Task details
Find the number of lines in these records where the word "nper" appears. Reply with that number and nothing more.

Extracts from a graphics dataset
..........

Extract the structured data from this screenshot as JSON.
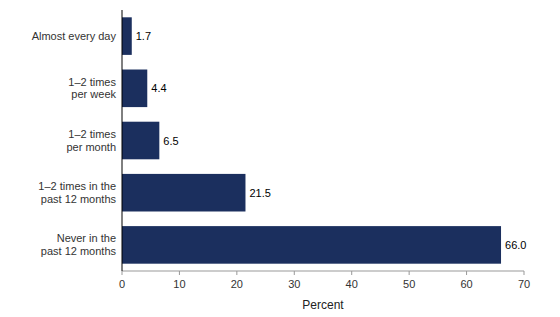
{
  "chart_data": {
    "type": "bar",
    "orientation": "horizontal",
    "categories": [
      "Never in the\npast 12 months",
      "1–2 times in the\npast 12 months",
      "1–2 times\nper month",
      "1–2 times\nper week",
      "Almost every day"
    ],
    "values": [
      66.0,
      21.5,
      6.5,
      4.4,
      1.7
    ],
    "value_labels": [
      "66.0",
      "21.5",
      "6.5",
      "4.4",
      "1.7"
    ],
    "data_labels": true,
    "color": "#1b2f5e",
    "xlabel": "Percent",
    "xlim": [
      0,
      70
    ],
    "xticks": [
      0,
      10,
      20,
      30,
      40,
      50,
      60,
      70
    ],
    "grid": false
  }
}
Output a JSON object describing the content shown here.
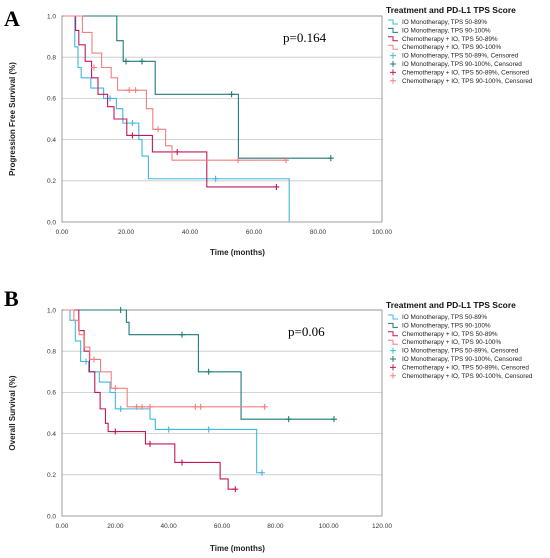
{
  "chart_data": [
    {
      "panel": "A",
      "type": "line",
      "subtype": "kaplan-meier",
      "annotation": "p=0.164",
      "xlabel": "Time (months)",
      "ylabel": "Progression Free Survival (%)",
      "xlim": [
        0,
        100
      ],
      "ylim": [
        0,
        1.0
      ],
      "xticks": [
        "0.00",
        "20.00",
        "40.00",
        "60.00",
        "80.00",
        "100.00"
      ],
      "yticks": [
        "0.0",
        "0.2",
        "0.4",
        "0.6",
        "0.8",
        "1.0"
      ],
      "grid": "horizontal",
      "legend_title": "Treatment and PD-L1 TPS Score",
      "legend_placement": "right",
      "legend": [
        {
          "label": "IO Monotherapy, TPS 50-89%",
          "color": "#3db8e0",
          "marker": "step"
        },
        {
          "label": "IO Monotherapy, TPS 90-100%",
          "color": "#1f7a7a",
          "marker": "step"
        },
        {
          "label": "Chemotherapy + IO, TPS 50-89%",
          "color": "#c2185b",
          "marker": "step"
        },
        {
          "label": "Chemotherapy + IO, TPS 90-100%",
          "color": "#f08080",
          "marker": "step"
        },
        {
          "label": "IO Monotherapy, TPS 50-89%, Censored",
          "color": "#3db8e0",
          "marker": "plus"
        },
        {
          "label": "IO Monotherapy, TPS 90-100%, Censored",
          "color": "#1f7a7a",
          "marker": "plus"
        },
        {
          "label": "Chemotherapy + IO, TPS 50-89%, Censored",
          "color": "#c2185b",
          "marker": "plus"
        },
        {
          "label": "Chemotherapy + IO, TPS 90-100%, Censored",
          "color": "#f08080",
          "marker": "plus"
        }
      ],
      "series": [
        {
          "name": "IO Monotherapy, TPS 50-89%",
          "color": "#3db8e0",
          "steps": [
            [
              0,
              1.0
            ],
            [
              4,
              0.85
            ],
            [
              5,
              0.75
            ],
            [
              6,
              0.7
            ],
            [
              9,
              0.65
            ],
            [
              13,
              0.6
            ],
            [
              17,
              0.55
            ],
            [
              19,
              0.48
            ],
            [
              24,
              0.4
            ],
            [
              25,
              0.32
            ],
            [
              27,
              0.21
            ],
            [
              71,
              0.0
            ]
          ],
          "end": 71,
          "censored": [
            [
              15,
              0.6
            ],
            [
              22,
              0.48
            ],
            [
              48,
              0.21
            ]
          ]
        },
        {
          "name": "IO Monotherapy, TPS 90-100%",
          "color": "#1f7a7a",
          "steps": [
            [
              0,
              1.0
            ],
            [
              17,
              0.88
            ],
            [
              19,
              0.78
            ],
            [
              29,
              0.62
            ],
            [
              55,
              0.31
            ]
          ],
          "end": 84,
          "censored": [
            [
              20,
              0.78
            ],
            [
              25,
              0.78
            ],
            [
              53,
              0.62
            ],
            [
              84,
              0.31
            ]
          ]
        },
        {
          "name": "Chemotherapy + IO, TPS 50-89%",
          "color": "#c2185b",
          "steps": [
            [
              0,
              1.0
            ],
            [
              4,
              0.93
            ],
            [
              5,
              0.86
            ],
            [
              7,
              0.78
            ],
            [
              9,
              0.7
            ],
            [
              11,
              0.62
            ],
            [
              14,
              0.56
            ],
            [
              16,
              0.5
            ],
            [
              20,
              0.42
            ],
            [
              28,
              0.34
            ],
            [
              45,
              0.17
            ]
          ],
          "end": 67,
          "censored": [
            [
              22,
              0.42
            ],
            [
              36,
              0.34
            ],
            [
              67,
              0.17
            ]
          ]
        },
        {
          "name": "Chemotherapy + IO, TPS 90-100%",
          "color": "#f08080",
          "steps": [
            [
              0,
              1.0
            ],
            [
              6,
              0.92
            ],
            [
              9,
              0.82
            ],
            [
              12,
              0.75
            ],
            [
              15,
              0.7
            ],
            [
              17,
              0.64
            ],
            [
              26,
              0.55
            ],
            [
              28,
              0.45
            ],
            [
              32,
              0.37
            ],
            [
              34,
              0.3
            ]
          ],
          "end": 70,
          "censored": [
            [
              10,
              0.75
            ],
            [
              21,
              0.64
            ],
            [
              23,
              0.64
            ],
            [
              30,
              0.45
            ],
            [
              55,
              0.3
            ],
            [
              70,
              0.3
            ]
          ]
        }
      ]
    },
    {
      "panel": "B",
      "type": "line",
      "subtype": "kaplan-meier",
      "annotation": "p=0.06",
      "xlabel": "Time (months)",
      "ylabel": "Overall Survival (%)",
      "xlim": [
        0,
        120
      ],
      "ylim": [
        0,
        1.0
      ],
      "xticks": [
        "0.00",
        "20.00",
        "40.00",
        "60.00",
        "80.00",
        "100.00",
        "120.00"
      ],
      "yticks": [
        "0.0",
        "0.2",
        "0.4",
        "0.6",
        "0.8",
        "1.0"
      ],
      "grid": "horizontal",
      "legend_title": "Treatment and PD-L1 TPS Score",
      "legend_placement": "right",
      "legend": [
        {
          "label": "IO Monotherapy, TPS 50-89%",
          "color": "#3db8e0",
          "marker": "step"
        },
        {
          "label": "IO Monotherapy, TPS 90-100%",
          "color": "#1f7a7a",
          "marker": "step"
        },
        {
          "label": "Chemotherapy + IO, TPS 50-89%",
          "color": "#c2185b",
          "marker": "step"
        },
        {
          "label": "Chemotherapy + IO, TPS 90-100%",
          "color": "#f08080",
          "marker": "step"
        },
        {
          "label": "IO Monotherapy, TPS 50-89%, Censored",
          "color": "#3db8e0",
          "marker": "plus"
        },
        {
          "label": "IO Monotherapy, TPS 90-100%, Censored",
          "color": "#1f7a7a",
          "marker": "plus"
        },
        {
          "label": "Chemotherapy + IO, TPS 50-89%, Censored",
          "color": "#c2185b",
          "marker": "plus"
        },
        {
          "label": "Chemotherapy + IO, TPS 90-100%, Censored",
          "color": "#f08080",
          "marker": "plus"
        }
      ],
      "series": [
        {
          "name": "IO Monotherapy, TPS 50-89%",
          "color": "#3db8e0",
          "steps": [
            [
              0,
              1.0
            ],
            [
              3,
              0.95
            ],
            [
              5,
              0.85
            ],
            [
              7,
              0.75
            ],
            [
              10,
              0.7
            ],
            [
              14,
              0.65
            ],
            [
              18,
              0.6
            ],
            [
              20,
              0.52
            ],
            [
              33,
              0.47
            ],
            [
              35,
              0.42
            ],
            [
              73,
              0.21
            ]
          ],
          "end": 75,
          "censored": [
            [
              9,
              0.75
            ],
            [
              22,
              0.52
            ],
            [
              40,
              0.42
            ],
            [
              55,
              0.42
            ],
            [
              75,
              0.21
            ]
          ]
        },
        {
          "name": "IO Monotherapy, TPS 90-100%",
          "color": "#1f7a7a",
          "steps": [
            [
              0,
              1.0
            ],
            [
              24,
              0.94
            ],
            [
              25,
              0.88
            ],
            [
              51,
              0.7
            ],
            [
              67,
              0.47
            ]
          ],
          "end": 102,
          "censored": [
            [
              22,
              1.0
            ],
            [
              45,
              0.88
            ],
            [
              55,
              0.7
            ],
            [
              85,
              0.47
            ],
            [
              102,
              0.47
            ]
          ]
        },
        {
          "name": "Chemotherapy + IO, TPS 50-89%",
          "color": "#c2185b",
          "steps": [
            [
              0,
              1.0
            ],
            [
              6,
              0.9
            ],
            [
              8,
              0.8
            ],
            [
              10,
              0.7
            ],
            [
              12,
              0.6
            ],
            [
              14,
              0.52
            ],
            [
              16,
              0.45
            ],
            [
              17,
              0.41
            ],
            [
              31,
              0.35
            ],
            [
              42,
              0.26
            ],
            [
              59,
              0.18
            ],
            [
              62,
              0.13
            ]
          ],
          "end": 65,
          "censored": [
            [
              20,
              0.41
            ],
            [
              33,
              0.35
            ],
            [
              45,
              0.26
            ],
            [
              65,
              0.13
            ]
          ]
        },
        {
          "name": "Chemotherapy + IO, TPS 90-100%",
          "color": "#f08080",
          "steps": [
            [
              0,
              1.0
            ],
            [
              4,
              0.95
            ],
            [
              6,
              0.88
            ],
            [
              8,
              0.82
            ],
            [
              10,
              0.76
            ],
            [
              14,
              0.7
            ],
            [
              18,
              0.62
            ],
            [
              24,
              0.53
            ]
          ],
          "end": 76,
          "censored": [
            [
              12,
              0.76
            ],
            [
              20,
              0.62
            ],
            [
              28,
              0.53
            ],
            [
              30,
              0.53
            ],
            [
              33,
              0.53
            ],
            [
              50,
              0.53
            ],
            [
              52,
              0.53
            ],
            [
              76,
              0.53
            ]
          ]
        }
      ]
    }
  ]
}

..........

Expected answer
2